Extracted records
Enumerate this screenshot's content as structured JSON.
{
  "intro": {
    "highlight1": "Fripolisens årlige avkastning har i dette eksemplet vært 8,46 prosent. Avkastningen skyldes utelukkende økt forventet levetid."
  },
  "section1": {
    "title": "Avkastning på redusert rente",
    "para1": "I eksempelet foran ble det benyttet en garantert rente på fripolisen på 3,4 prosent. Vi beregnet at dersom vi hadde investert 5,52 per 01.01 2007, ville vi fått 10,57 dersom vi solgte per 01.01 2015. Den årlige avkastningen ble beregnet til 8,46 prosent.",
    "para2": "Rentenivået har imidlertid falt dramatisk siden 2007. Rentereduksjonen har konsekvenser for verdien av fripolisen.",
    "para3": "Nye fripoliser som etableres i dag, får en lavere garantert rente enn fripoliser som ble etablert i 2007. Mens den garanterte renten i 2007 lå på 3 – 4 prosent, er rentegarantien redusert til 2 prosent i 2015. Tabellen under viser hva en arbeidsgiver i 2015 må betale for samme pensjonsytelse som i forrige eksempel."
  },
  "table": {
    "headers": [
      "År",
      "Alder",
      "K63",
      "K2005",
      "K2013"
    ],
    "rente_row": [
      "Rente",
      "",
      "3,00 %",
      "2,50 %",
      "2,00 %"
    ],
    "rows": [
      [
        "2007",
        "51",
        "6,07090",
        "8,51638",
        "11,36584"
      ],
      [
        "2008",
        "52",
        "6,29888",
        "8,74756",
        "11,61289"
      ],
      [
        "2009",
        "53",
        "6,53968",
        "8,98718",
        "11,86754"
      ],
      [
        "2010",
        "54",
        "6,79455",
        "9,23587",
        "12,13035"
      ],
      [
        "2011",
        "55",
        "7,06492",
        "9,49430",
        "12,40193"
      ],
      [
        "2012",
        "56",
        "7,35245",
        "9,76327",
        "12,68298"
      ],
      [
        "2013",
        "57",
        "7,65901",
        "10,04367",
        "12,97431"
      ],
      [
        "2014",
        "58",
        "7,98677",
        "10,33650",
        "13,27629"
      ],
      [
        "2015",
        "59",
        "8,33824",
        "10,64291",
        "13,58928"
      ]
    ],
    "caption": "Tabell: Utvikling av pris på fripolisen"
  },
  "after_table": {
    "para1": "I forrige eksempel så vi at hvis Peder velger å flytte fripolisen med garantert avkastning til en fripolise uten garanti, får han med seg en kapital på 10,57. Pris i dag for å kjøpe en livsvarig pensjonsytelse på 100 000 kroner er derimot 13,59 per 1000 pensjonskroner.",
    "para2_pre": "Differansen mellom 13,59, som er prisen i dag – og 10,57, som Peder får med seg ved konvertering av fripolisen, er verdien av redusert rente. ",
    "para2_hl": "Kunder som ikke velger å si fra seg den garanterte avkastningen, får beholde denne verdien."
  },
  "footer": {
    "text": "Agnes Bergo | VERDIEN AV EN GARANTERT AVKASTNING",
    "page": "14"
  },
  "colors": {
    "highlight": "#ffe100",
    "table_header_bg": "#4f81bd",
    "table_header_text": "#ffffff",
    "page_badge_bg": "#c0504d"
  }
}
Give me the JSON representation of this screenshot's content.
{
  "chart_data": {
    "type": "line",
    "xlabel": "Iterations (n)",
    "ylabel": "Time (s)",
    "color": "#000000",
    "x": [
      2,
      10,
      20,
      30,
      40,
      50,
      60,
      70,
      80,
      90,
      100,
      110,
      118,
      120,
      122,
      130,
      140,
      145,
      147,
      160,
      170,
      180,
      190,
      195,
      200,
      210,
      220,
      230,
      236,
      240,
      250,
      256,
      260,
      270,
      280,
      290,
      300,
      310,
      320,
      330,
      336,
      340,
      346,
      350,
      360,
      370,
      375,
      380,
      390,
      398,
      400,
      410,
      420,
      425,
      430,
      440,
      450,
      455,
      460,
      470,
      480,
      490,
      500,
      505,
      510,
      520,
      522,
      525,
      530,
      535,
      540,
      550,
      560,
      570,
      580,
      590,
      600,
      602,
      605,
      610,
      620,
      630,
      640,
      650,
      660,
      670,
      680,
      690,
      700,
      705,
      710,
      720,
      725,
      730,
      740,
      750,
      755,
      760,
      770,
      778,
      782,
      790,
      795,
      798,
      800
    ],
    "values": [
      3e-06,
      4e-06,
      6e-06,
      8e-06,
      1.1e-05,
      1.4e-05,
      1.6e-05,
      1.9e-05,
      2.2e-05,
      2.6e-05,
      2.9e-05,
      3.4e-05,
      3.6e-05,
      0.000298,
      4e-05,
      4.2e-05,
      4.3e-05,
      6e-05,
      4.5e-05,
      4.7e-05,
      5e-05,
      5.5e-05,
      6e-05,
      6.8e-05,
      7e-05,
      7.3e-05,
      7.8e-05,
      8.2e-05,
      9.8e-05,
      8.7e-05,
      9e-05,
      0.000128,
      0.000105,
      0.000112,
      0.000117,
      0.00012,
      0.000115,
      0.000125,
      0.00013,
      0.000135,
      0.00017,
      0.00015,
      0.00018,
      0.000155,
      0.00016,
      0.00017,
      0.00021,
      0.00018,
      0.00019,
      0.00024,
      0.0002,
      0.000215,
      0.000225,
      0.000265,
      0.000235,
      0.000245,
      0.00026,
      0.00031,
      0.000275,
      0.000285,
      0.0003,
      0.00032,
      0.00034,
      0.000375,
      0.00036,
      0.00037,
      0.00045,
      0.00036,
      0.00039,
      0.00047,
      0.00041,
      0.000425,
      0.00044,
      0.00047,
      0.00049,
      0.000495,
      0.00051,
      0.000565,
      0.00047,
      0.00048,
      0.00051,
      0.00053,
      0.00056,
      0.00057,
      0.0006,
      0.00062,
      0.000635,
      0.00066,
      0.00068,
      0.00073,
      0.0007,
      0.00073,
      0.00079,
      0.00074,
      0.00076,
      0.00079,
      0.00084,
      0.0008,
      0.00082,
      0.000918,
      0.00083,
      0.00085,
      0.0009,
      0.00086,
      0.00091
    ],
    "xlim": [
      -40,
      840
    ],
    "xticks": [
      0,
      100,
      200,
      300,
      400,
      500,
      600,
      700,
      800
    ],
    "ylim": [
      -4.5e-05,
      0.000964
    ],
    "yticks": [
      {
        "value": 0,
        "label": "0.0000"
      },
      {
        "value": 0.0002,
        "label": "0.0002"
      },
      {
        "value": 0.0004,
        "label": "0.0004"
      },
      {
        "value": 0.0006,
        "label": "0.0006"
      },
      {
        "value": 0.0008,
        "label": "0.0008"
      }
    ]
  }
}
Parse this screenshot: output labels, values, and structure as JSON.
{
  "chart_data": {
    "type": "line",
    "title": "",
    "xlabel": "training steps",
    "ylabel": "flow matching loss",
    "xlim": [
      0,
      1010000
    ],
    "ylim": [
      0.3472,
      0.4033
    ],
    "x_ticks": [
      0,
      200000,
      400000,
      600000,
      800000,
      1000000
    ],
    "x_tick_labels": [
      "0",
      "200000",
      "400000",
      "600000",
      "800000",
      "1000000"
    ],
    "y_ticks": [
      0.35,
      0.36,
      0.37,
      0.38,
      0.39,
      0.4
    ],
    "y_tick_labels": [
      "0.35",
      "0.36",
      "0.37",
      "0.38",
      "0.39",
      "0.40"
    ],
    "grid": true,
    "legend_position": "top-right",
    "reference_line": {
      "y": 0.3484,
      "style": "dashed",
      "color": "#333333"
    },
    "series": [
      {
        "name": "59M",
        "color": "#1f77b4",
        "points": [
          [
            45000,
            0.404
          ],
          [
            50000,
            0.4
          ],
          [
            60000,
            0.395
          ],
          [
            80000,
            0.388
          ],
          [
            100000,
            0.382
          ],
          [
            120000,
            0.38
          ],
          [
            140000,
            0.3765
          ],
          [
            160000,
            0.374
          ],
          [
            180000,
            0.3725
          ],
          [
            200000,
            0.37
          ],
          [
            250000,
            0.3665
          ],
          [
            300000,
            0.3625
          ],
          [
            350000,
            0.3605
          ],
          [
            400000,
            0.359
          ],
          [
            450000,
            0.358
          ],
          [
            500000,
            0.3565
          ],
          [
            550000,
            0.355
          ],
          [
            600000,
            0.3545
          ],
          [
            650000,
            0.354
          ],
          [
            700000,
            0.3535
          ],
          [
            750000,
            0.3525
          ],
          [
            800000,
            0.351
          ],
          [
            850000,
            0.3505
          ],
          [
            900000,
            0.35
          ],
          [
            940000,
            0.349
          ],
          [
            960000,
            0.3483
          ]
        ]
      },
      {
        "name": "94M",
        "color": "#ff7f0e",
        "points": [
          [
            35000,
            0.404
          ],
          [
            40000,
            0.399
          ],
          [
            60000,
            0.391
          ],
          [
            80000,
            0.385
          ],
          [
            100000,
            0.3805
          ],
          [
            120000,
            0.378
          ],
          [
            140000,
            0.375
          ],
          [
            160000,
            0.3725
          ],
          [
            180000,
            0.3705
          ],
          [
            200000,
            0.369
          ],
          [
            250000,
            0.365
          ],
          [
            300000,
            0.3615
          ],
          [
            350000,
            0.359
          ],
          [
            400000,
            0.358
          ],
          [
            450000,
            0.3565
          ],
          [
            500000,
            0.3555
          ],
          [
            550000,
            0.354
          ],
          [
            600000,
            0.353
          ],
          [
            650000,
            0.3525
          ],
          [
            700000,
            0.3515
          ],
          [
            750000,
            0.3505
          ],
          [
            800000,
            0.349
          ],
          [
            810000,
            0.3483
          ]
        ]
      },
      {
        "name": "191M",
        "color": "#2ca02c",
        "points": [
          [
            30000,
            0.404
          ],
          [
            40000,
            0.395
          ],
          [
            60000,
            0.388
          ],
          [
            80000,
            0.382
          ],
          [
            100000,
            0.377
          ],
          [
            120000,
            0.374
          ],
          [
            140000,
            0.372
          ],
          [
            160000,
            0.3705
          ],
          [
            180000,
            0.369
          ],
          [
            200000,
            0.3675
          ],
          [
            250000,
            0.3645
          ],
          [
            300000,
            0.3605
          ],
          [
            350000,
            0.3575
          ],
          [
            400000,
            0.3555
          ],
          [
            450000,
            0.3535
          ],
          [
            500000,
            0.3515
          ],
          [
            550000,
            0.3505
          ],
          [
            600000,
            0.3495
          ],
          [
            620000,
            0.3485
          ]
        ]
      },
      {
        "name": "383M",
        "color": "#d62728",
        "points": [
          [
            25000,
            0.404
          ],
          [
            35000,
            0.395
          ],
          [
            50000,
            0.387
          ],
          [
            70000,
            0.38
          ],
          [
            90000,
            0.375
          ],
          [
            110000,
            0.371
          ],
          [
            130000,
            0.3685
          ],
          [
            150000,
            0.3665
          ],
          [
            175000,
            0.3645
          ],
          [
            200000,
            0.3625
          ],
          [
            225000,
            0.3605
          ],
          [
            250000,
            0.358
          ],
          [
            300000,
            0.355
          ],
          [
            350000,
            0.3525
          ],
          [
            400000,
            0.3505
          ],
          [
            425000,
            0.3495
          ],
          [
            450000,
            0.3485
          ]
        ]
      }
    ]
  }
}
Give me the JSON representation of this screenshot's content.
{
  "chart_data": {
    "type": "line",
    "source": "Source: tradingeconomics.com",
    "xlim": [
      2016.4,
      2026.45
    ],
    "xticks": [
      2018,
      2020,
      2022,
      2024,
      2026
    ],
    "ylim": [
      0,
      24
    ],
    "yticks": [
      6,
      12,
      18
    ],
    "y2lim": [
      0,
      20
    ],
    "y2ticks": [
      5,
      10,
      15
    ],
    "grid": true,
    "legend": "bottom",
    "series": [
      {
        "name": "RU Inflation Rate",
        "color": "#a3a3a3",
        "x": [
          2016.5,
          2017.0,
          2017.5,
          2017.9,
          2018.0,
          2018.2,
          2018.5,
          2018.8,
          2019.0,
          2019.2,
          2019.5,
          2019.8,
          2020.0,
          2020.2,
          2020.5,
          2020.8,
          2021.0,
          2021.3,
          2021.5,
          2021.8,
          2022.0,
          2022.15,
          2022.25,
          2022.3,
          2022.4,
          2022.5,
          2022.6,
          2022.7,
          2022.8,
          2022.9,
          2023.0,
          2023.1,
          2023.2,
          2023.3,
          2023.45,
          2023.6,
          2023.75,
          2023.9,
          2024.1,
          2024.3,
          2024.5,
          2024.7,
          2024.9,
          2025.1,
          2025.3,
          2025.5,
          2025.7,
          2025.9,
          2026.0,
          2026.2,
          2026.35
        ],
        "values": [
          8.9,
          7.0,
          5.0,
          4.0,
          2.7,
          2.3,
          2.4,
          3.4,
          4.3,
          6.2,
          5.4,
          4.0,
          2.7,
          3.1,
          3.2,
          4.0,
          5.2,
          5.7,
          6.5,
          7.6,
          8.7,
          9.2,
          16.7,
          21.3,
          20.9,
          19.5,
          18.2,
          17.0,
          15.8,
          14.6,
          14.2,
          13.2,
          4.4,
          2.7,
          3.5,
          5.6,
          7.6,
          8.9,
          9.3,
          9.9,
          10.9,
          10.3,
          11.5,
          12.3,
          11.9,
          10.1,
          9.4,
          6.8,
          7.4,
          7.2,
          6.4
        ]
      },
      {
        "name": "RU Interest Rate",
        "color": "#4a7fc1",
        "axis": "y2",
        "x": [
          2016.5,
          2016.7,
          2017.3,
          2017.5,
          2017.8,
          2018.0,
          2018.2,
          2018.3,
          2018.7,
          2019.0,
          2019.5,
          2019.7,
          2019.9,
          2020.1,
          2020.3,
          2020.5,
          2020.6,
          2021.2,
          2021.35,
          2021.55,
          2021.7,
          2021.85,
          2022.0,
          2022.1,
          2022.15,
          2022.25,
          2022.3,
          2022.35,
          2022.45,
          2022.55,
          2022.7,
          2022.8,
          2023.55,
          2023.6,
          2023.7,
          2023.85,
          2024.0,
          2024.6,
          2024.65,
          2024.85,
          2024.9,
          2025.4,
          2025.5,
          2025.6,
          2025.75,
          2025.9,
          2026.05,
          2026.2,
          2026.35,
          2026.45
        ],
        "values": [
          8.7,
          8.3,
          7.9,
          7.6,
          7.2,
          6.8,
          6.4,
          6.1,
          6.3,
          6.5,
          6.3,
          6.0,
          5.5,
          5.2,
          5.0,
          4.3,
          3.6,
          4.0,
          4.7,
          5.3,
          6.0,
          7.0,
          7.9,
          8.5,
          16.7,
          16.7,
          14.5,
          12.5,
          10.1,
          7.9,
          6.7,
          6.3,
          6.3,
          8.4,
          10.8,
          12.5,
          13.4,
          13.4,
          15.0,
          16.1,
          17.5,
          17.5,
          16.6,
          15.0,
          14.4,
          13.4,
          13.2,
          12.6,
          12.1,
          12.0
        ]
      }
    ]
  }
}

Stated exercise
Identify which lines contain the word "this" and copy each one.

Answer for the task
Enumerate this screenshot's content as structured JSON.
Give me the JSON representation of this screenshot's content.
Parse this screenshot: output labels, values, and structure as JSON.
Give me the JSON representation of this screenshot's content.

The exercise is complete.